[Data excerpts]
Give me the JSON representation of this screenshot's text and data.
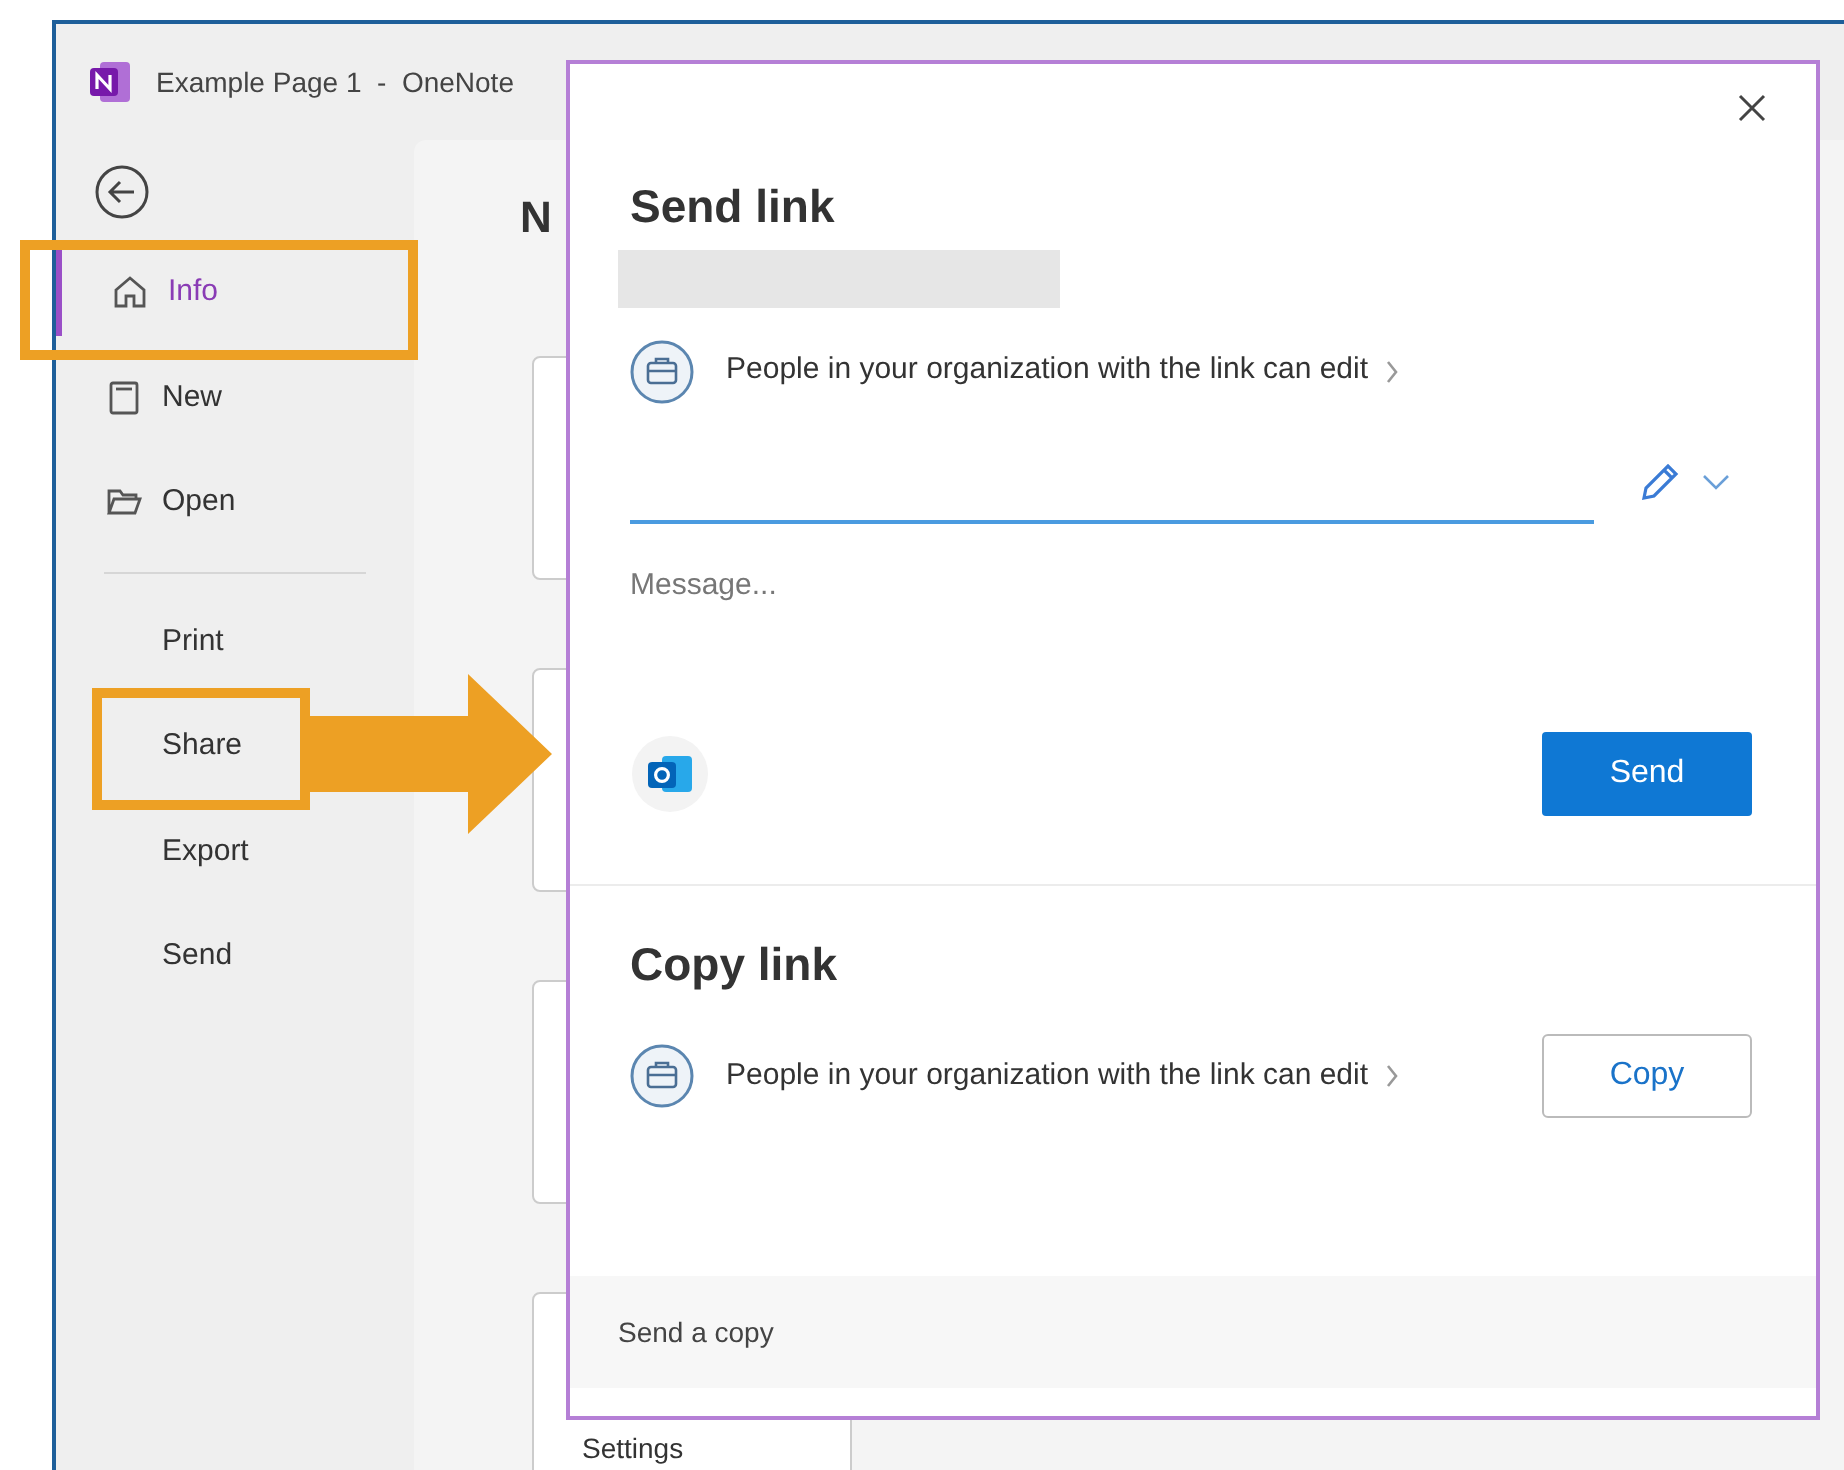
{
  "window": {
    "title": "Example Page 1  -  OneNote"
  },
  "sidebar": {
    "groups": [
      [
        {
          "label": "Info",
          "kind": "home",
          "selected": true,
          "highlighted": true,
          "arrow": false
        },
        {
          "label": "New",
          "kind": "page",
          "selected": false,
          "highlighted": false,
          "arrow": false
        },
        {
          "label": "Open",
          "kind": "folder",
          "selected": false,
          "highlighted": false,
          "arrow": false
        }
      ],
      [
        {
          "label": "Print",
          "kind": "plain",
          "selected": false,
          "highlighted": false,
          "arrow": false
        },
        {
          "label": "Share",
          "kind": "plain",
          "selected": false,
          "highlighted": true,
          "arrow": true
        },
        {
          "label": "Export",
          "kind": "plain",
          "selected": false,
          "highlighted": false,
          "arrow": false
        },
        {
          "label": "Send",
          "kind": "plain",
          "selected": false,
          "highlighted": false,
          "arrow": false
        }
      ]
    ]
  },
  "background": {
    "heading": "N",
    "settings_label": "Settings"
  },
  "dialog": {
    "send_link": {
      "title": "Send link",
      "permission": "People in your organization with the link can edit",
      "message_placeholder": "Message...",
      "button": "Send"
    },
    "copy_link": {
      "title": "Copy link",
      "permission": "People in your organization with the link can edit",
      "button": "Copy"
    },
    "footer": "Send a copy"
  }
}
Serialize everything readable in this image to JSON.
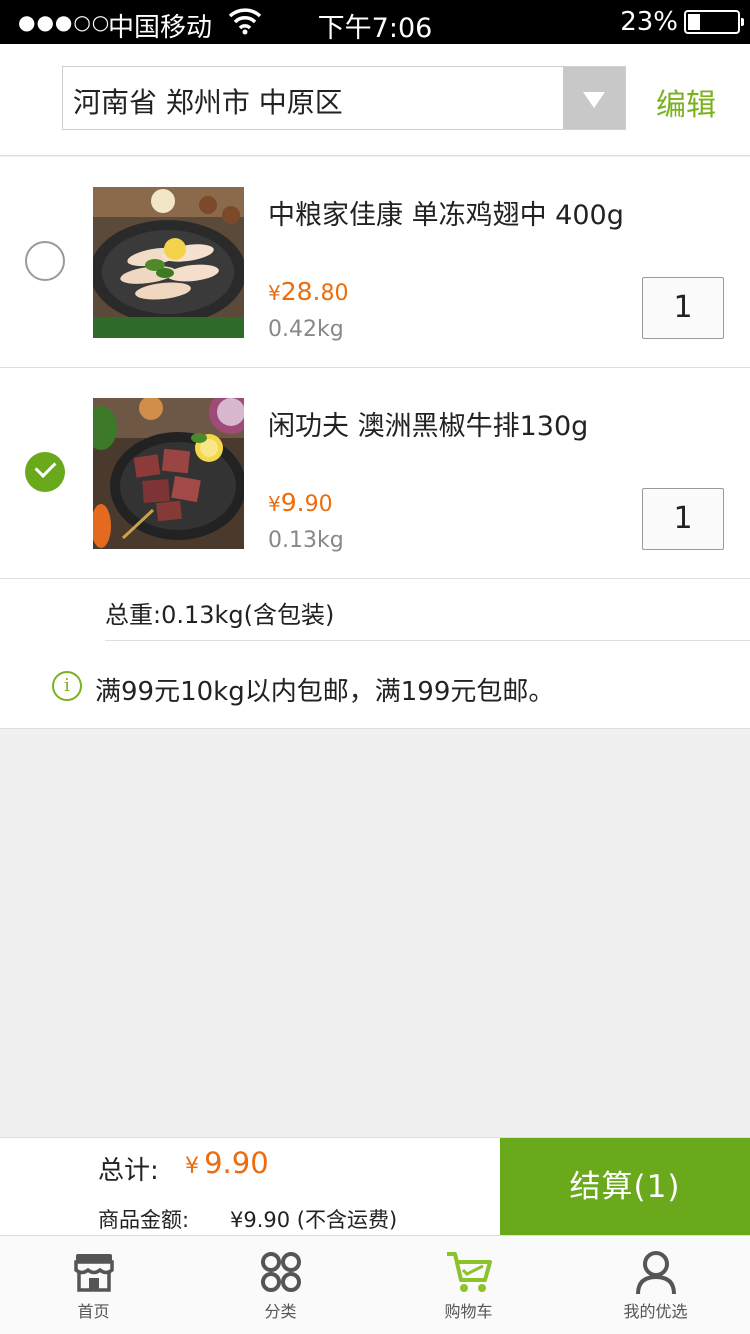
{
  "status_bar": {
    "signal": "●●●○○",
    "carrier": "中国移动",
    "time": "下午7:06",
    "battery": "23%"
  },
  "header": {
    "region": "河南省 郑州市 中原区",
    "edit_label": "编辑"
  },
  "cart": {
    "items": [
      {
        "name": "中粮家佳康 单冻鸡翅中 400g",
        "price_symbol": "¥",
        "price_main": "28.",
        "price_cents": "80",
        "weight": "0.42kg",
        "quantity": "1",
        "checked": false
      },
      {
        "name": "闲功夫 澳洲黑椒牛排130g",
        "price_symbol": "¥",
        "price_main": "9.",
        "price_cents": "90",
        "weight": "0.13kg",
        "quantity": "1",
        "checked": true
      }
    ],
    "total_weight": "总重:0.13kg(含包装)",
    "shipping_note": "满99元10kg以内包邮，满199元包邮。",
    "info_icon": "i"
  },
  "checkout": {
    "total_label": "总计:",
    "total_symbol": "¥",
    "total_value": "9.90",
    "subtotal_label": "商品金额:",
    "subtotal_value": "¥9.90 (不含运费)",
    "button_label": "结算(1)"
  },
  "tabs": [
    {
      "label": "首页",
      "icon": "store-icon",
      "active": false
    },
    {
      "label": "分类",
      "icon": "category-icon",
      "active": false
    },
    {
      "label": "购物车",
      "icon": "cart-icon",
      "active": true
    },
    {
      "label": "我的优选",
      "icon": "user-icon",
      "active": false
    }
  ],
  "colors": {
    "accent": "#6aa81c",
    "price": "#ec6d0f"
  }
}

_Set task:_ Transcribe every line from the records above without alteration, and leave out the images.

_Task response:_
Give me the JSON representation of this screenshot's text and data.
{
  "window": {
    "title": "Example Page 1  -  OneNote"
  },
  "sidebar": {
    "groups": [
      [
        {
          "label": "Info",
          "kind": "home",
          "selected": true,
          "highlighted": true,
          "arrow": false
        },
        {
          "label": "New",
          "kind": "page",
          "selected": false,
          "highlighted": false,
          "arrow": false
        },
        {
          "label": "Open",
          "kind": "folder",
          "selected": false,
          "highlighted": false,
          "arrow": false
        }
      ],
      [
        {
          "label": "Print",
          "kind": "plain",
          "selected": false,
          "highlighted": false,
          "arrow": false
        },
        {
          "label": "Share",
          "kind": "plain",
          "selected": false,
          "highlighted": true,
          "arrow": true
        },
        {
          "label": "Export",
          "kind": "plain",
          "selected": false,
          "highlighted": false,
          "arrow": false
        },
        {
          "label": "Send",
          "kind": "plain",
          "selected": false,
          "highlighted": false,
          "arrow": false
        }
      ]
    ]
  },
  "background": {
    "heading": "N",
    "settings_label": "Settings"
  },
  "dialog": {
    "send_link": {
      "title": "Send link",
      "permission": "People in your organization with the link can edit",
      "message_placeholder": "Message...",
      "button": "Send"
    },
    "copy_link": {
      "title": "Copy link",
      "permission": "People in your organization with the link can edit",
      "button": "Copy"
    },
    "footer": "Send a copy"
  }
}
Serialize everything readable in this image to JSON.
{
  "status_bar": {
    "signal": "●●●○○",
    "carrier": "中国移动",
    "time": "下午7:06",
    "battery": "23%"
  },
  "header": {
    "region": "河南省 郑州市 中原区",
    "edit_label": "编辑"
  },
  "cart": {
    "items": [
      {
        "name": "中粮家佳康 单冻鸡翅中 400g",
        "price_symbol": "¥",
        "price_main": "28.",
        "price_cents": "80",
        "weight": "0.42kg",
        "quantity": "1",
        "checked": false
      },
      {
        "name": "闲功夫 澳洲黑椒牛排130g",
        "price_symbol": "¥",
        "price_main": "9.",
        "price_cents": "90",
        "weight": "0.13kg",
        "quantity": "1",
        "checked": true
      }
    ],
    "total_weight": "总重:0.13kg(含包装)",
    "shipping_note": "满99元10kg以内包邮，满199元包邮。",
    "info_icon": "i"
  },
  "checkout": {
    "total_label": "总计:",
    "total_symbol": "¥",
    "total_value": "9.90",
    "subtotal_label": "商品金额:",
    "subtotal_value": "¥9.90 (不含运费)",
    "button_label": "结算(1)"
  },
  "tabs": [
    {
      "label": "首页",
      "icon": "store-icon",
      "active": false
    },
    {
      "label": "分类",
      "icon": "category-icon",
      "active": false
    },
    {
      "label": "购物车",
      "icon": "cart-icon",
      "active": true
    },
    {
      "label": "我的优选",
      "icon": "user-icon",
      "active": false
    }
  ],
  "colors": {
    "accent": "#6aa81c",
    "price": "#ec6d0f"
  }
}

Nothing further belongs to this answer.